[start of DATA EXTRACT]

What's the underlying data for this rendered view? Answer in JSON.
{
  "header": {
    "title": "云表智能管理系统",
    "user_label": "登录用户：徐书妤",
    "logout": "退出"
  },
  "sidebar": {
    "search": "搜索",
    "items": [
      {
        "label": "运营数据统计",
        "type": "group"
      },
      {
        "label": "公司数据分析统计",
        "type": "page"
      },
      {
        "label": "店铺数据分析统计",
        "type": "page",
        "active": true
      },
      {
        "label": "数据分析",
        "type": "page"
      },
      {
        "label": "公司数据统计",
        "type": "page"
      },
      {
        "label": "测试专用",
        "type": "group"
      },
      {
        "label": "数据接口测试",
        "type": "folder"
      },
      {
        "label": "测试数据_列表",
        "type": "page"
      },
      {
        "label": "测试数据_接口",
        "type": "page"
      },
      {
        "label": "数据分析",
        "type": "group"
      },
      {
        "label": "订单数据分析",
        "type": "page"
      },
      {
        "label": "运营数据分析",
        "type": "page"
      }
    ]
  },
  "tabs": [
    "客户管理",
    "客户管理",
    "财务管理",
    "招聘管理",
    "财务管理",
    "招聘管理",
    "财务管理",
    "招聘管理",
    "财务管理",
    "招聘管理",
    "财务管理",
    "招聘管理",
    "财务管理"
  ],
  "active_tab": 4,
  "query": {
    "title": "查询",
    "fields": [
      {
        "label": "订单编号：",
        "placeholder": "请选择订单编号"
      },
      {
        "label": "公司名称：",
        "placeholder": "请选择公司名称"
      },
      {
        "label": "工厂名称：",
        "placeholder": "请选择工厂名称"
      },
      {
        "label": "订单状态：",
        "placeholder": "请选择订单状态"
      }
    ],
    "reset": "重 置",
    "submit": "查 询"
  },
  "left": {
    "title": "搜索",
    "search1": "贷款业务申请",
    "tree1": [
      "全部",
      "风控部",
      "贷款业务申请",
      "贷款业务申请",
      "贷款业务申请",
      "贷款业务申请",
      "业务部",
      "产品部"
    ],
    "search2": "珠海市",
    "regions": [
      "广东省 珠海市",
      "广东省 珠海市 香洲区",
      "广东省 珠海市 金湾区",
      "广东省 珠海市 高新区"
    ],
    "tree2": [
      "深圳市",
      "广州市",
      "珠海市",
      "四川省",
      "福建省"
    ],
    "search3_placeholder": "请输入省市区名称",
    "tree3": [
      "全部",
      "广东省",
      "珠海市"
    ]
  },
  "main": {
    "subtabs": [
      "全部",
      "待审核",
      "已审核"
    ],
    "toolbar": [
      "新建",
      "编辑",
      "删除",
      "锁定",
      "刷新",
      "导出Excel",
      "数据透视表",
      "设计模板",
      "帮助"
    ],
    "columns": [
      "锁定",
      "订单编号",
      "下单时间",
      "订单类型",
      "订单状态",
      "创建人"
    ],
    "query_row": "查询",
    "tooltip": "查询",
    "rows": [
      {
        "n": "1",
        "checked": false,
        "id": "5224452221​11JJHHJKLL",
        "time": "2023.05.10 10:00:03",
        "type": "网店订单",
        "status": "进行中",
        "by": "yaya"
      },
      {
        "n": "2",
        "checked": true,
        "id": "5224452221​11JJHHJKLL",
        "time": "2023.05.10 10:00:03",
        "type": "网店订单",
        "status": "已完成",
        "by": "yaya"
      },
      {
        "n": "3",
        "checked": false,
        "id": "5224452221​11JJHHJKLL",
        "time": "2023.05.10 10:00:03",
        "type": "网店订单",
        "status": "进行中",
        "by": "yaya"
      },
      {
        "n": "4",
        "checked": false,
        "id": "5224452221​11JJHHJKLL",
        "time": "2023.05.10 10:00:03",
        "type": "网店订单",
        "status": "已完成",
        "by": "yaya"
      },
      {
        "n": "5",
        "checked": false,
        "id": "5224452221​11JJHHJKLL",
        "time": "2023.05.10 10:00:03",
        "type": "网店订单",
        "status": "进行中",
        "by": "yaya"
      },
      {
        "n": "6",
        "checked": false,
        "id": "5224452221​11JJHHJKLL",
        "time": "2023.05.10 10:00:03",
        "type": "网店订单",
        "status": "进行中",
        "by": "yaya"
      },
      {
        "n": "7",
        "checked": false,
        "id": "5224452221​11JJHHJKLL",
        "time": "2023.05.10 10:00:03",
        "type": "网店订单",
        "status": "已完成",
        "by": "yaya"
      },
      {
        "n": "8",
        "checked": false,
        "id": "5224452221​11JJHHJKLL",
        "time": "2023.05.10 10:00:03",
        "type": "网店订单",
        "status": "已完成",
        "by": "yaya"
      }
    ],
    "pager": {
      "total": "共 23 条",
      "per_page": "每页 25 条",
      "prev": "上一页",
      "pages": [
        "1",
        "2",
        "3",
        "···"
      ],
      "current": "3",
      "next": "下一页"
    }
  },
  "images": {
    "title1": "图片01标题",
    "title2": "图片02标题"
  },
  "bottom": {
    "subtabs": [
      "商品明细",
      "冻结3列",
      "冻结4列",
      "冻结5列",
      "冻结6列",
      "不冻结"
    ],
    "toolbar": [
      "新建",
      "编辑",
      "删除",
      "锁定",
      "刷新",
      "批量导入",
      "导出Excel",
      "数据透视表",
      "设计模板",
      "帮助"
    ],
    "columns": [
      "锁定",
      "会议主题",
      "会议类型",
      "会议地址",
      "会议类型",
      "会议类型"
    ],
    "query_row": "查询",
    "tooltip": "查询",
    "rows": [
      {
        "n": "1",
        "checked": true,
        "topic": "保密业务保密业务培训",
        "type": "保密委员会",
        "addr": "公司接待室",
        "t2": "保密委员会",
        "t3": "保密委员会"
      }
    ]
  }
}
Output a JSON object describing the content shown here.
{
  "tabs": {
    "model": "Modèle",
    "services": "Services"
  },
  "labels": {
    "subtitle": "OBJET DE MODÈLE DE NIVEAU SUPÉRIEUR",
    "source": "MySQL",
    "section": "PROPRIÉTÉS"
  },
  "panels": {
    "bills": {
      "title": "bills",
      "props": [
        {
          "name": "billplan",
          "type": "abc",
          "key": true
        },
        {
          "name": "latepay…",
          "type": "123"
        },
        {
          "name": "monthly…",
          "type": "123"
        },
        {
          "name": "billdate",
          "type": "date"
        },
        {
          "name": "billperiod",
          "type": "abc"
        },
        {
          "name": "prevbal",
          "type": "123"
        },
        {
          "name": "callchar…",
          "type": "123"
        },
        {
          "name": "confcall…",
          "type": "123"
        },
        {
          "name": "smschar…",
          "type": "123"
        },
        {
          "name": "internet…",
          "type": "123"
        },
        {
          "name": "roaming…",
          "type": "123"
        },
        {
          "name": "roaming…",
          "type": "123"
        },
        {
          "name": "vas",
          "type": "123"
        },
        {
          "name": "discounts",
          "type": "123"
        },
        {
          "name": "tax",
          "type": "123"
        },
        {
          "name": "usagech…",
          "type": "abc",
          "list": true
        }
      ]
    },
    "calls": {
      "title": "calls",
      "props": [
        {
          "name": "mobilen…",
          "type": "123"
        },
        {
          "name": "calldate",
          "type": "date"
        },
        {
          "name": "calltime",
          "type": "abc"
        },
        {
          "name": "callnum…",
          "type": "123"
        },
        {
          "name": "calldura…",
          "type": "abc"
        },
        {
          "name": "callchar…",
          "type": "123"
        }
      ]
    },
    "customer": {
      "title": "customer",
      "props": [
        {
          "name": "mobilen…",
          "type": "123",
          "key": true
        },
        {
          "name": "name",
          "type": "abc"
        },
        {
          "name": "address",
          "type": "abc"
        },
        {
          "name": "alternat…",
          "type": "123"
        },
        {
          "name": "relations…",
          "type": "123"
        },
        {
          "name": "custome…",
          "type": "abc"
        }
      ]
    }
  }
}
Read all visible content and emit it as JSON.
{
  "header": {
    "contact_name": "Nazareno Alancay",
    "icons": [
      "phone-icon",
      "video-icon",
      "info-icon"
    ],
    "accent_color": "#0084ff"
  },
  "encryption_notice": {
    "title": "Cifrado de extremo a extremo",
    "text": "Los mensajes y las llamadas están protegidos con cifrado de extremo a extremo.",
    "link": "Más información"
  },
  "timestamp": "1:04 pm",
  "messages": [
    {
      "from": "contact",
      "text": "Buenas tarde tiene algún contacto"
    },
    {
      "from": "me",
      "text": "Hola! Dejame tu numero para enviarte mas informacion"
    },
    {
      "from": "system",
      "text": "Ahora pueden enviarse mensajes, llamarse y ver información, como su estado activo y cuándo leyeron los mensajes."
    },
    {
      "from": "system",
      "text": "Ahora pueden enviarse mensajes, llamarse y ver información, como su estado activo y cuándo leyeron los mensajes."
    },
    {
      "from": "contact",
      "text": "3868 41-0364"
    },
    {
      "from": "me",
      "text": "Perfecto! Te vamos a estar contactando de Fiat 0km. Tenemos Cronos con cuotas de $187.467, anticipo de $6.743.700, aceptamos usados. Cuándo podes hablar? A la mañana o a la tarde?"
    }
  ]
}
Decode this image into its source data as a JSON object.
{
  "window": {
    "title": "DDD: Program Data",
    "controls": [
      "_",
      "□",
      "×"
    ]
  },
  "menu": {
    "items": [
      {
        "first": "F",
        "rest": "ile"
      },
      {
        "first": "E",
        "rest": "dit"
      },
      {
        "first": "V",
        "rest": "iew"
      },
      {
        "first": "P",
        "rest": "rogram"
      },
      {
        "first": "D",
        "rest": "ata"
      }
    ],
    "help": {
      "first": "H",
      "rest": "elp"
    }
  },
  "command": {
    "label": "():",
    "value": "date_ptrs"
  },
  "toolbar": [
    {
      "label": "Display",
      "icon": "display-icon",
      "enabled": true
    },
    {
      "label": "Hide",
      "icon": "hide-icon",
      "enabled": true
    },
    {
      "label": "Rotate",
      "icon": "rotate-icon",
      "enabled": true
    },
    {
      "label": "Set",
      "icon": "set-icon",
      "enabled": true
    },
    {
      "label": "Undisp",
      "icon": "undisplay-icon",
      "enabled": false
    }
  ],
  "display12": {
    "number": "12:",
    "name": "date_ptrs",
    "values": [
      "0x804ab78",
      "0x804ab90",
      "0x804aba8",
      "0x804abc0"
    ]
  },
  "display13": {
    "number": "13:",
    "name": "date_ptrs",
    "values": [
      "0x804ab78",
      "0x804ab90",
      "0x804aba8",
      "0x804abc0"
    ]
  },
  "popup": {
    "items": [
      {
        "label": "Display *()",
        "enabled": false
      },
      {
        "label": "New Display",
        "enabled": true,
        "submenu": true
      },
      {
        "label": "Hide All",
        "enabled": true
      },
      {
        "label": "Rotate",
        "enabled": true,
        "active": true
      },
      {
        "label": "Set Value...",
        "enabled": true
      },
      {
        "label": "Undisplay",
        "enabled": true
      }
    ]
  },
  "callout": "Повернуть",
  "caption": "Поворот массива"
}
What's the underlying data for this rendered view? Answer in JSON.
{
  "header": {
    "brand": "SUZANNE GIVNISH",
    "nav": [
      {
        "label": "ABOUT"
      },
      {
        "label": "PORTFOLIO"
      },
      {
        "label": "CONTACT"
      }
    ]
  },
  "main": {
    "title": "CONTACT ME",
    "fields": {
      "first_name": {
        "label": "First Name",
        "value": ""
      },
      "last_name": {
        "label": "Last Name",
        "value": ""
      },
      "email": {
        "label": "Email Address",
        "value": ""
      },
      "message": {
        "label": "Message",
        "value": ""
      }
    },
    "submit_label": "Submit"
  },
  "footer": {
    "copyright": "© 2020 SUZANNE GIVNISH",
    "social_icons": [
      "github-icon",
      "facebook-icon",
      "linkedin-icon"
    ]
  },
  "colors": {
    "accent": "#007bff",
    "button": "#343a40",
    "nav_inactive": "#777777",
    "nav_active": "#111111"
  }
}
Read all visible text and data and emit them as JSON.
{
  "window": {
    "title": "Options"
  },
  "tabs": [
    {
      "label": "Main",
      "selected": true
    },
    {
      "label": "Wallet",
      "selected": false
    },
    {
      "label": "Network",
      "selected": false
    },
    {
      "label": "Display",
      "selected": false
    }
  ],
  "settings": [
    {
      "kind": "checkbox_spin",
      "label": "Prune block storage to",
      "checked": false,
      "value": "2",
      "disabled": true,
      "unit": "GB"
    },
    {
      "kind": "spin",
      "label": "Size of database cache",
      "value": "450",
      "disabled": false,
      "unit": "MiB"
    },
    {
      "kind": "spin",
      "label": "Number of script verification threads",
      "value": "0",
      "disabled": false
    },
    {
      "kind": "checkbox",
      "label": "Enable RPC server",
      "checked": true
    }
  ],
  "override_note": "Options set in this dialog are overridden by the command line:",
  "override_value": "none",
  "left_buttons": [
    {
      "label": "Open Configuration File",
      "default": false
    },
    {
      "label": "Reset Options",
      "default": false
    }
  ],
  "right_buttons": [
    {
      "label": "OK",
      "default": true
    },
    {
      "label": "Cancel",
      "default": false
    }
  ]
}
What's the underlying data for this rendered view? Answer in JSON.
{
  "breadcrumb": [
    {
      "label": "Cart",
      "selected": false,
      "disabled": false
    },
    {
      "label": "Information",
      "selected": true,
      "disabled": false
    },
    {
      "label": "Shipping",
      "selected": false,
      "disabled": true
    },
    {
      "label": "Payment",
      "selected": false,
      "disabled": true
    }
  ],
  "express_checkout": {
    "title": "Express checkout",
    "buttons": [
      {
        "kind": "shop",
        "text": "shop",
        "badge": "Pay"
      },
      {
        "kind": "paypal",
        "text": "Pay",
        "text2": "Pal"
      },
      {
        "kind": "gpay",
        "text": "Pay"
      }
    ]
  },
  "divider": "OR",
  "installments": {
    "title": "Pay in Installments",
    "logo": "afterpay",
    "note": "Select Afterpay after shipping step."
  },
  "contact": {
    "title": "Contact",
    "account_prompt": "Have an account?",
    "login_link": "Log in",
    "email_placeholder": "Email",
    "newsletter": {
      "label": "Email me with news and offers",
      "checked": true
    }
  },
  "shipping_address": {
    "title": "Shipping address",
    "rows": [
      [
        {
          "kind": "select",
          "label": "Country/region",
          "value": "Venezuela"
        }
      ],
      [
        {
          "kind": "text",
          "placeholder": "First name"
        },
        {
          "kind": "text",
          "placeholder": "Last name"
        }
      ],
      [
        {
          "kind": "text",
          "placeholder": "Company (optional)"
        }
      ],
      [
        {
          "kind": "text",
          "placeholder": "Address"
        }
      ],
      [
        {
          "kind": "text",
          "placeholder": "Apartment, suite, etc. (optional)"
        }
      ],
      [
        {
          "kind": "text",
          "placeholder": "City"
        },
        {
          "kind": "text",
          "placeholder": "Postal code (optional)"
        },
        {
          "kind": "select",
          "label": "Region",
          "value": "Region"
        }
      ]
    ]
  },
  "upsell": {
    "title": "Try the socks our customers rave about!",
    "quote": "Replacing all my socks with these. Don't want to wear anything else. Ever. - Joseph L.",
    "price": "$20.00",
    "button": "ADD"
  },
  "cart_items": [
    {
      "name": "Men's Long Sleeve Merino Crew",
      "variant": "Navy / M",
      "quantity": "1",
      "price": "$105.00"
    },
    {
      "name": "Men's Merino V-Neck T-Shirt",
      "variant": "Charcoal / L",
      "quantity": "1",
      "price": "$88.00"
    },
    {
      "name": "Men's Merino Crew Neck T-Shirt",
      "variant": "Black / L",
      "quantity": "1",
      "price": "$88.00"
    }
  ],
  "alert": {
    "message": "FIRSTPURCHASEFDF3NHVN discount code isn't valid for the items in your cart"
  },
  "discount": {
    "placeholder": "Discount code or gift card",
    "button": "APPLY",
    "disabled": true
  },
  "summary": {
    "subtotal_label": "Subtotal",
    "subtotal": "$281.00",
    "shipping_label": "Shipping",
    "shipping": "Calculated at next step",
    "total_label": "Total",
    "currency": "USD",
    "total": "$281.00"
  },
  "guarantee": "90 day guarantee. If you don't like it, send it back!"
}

[end of DATA EXTRACT]

Every line of the listing that holds "price" should be found and copied.

§ SOLUTION:
    "price": "$20.00",
      "price": "$105.00"
      "price": "$88.00"
      "price": "$88.00"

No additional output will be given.